* [What is asked]
Return the entries verbatim and drop every picture.

>> START Dataset extract

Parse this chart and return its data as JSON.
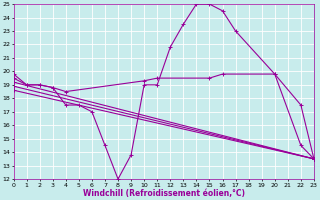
{
  "background_color": "#c8ecec",
  "plot_bg_color": "#c8ecec",
  "line_color": "#990099",
  "grid_color": "#ffffff",
  "xlabel": "Windchill (Refroidissement éolien,°C)",
  "xlabel_fontsize": 5.5,
  "tick_fontsize": 4.5,
  "ylim": [
    12,
    25
  ],
  "xlim": [
    0,
    23
  ],
  "yticks": [
    12,
    13,
    14,
    15,
    16,
    17,
    18,
    19,
    20,
    21,
    22,
    23,
    24,
    25
  ],
  "xticks": [
    0,
    1,
    2,
    3,
    4,
    5,
    6,
    7,
    8,
    9,
    10,
    11,
    12,
    13,
    14,
    15,
    16,
    17,
    18,
    19,
    20,
    21,
    22,
    23
  ],
  "lines": [
    {
      "x": [
        0,
        1,
        2,
        3,
        4,
        5,
        6,
        7,
        8,
        9,
        10,
        11,
        12,
        13,
        14,
        15,
        16,
        17,
        20,
        22,
        23
      ],
      "y": [
        19.8,
        19.0,
        19.0,
        18.8,
        17.5,
        17.5,
        17.0,
        14.5,
        12.0,
        13.8,
        19.0,
        19.0,
        21.8,
        23.5,
        25.0,
        25.0,
        24.5,
        23.0,
        19.8,
        14.5,
        13.5
      ]
    },
    {
      "x": [
        0,
        1,
        2,
        3,
        4,
        10,
        11,
        15,
        16,
        20,
        22,
        23
      ],
      "y": [
        19.5,
        19.0,
        19.0,
        18.8,
        18.5,
        19.3,
        19.5,
        19.5,
        19.8,
        19.8,
        17.5,
        13.5
      ]
    },
    {
      "x": [
        0,
        23
      ],
      "y": [
        19.2,
        13.5
      ]
    },
    {
      "x": [
        0,
        23
      ],
      "y": [
        18.9,
        13.5
      ]
    },
    {
      "x": [
        0,
        23
      ],
      "y": [
        18.6,
        13.5
      ]
    }
  ],
  "marker": "+",
  "marker_size": 3,
  "markeredgewidth": 0.7,
  "linewidth": 0.8
}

>> END Dataset extract

* [Problem solution]
Parse this chart and return its data as JSON.
{
  "background_color": "#c8ecec",
  "plot_bg_color": "#c8ecec",
  "line_color": "#990099",
  "grid_color": "#ffffff",
  "xlabel": "Windchill (Refroidissement éolien,°C)",
  "xlabel_fontsize": 5.5,
  "tick_fontsize": 4.5,
  "ylim": [
    12,
    25
  ],
  "xlim": [
    0,
    23
  ],
  "yticks": [
    12,
    13,
    14,
    15,
    16,
    17,
    18,
    19,
    20,
    21,
    22,
    23,
    24,
    25
  ],
  "xticks": [
    0,
    1,
    2,
    3,
    4,
    5,
    6,
    7,
    8,
    9,
    10,
    11,
    12,
    13,
    14,
    15,
    16,
    17,
    18,
    19,
    20,
    21,
    22,
    23
  ],
  "lines": [
    {
      "x": [
        0,
        1,
        2,
        3,
        4,
        5,
        6,
        7,
        8,
        9,
        10,
        11,
        12,
        13,
        14,
        15,
        16,
        17,
        20,
        22,
        23
      ],
      "y": [
        19.8,
        19.0,
        19.0,
        18.8,
        17.5,
        17.5,
        17.0,
        14.5,
        12.0,
        13.8,
        19.0,
        19.0,
        21.8,
        23.5,
        25.0,
        25.0,
        24.5,
        23.0,
        19.8,
        14.5,
        13.5
      ]
    },
    {
      "x": [
        0,
        1,
        2,
        3,
        4,
        10,
        11,
        15,
        16,
        20,
        22,
        23
      ],
      "y": [
        19.5,
        19.0,
        19.0,
        18.8,
        18.5,
        19.3,
        19.5,
        19.5,
        19.8,
        19.8,
        17.5,
        13.5
      ]
    },
    {
      "x": [
        0,
        23
      ],
      "y": [
        19.2,
        13.5
      ]
    },
    {
      "x": [
        0,
        23
      ],
      "y": [
        18.9,
        13.5
      ]
    },
    {
      "x": [
        0,
        23
      ],
      "y": [
        18.6,
        13.5
      ]
    }
  ],
  "marker": "+",
  "marker_size": 3,
  "markeredgewidth": 0.7,
  "linewidth": 0.8
}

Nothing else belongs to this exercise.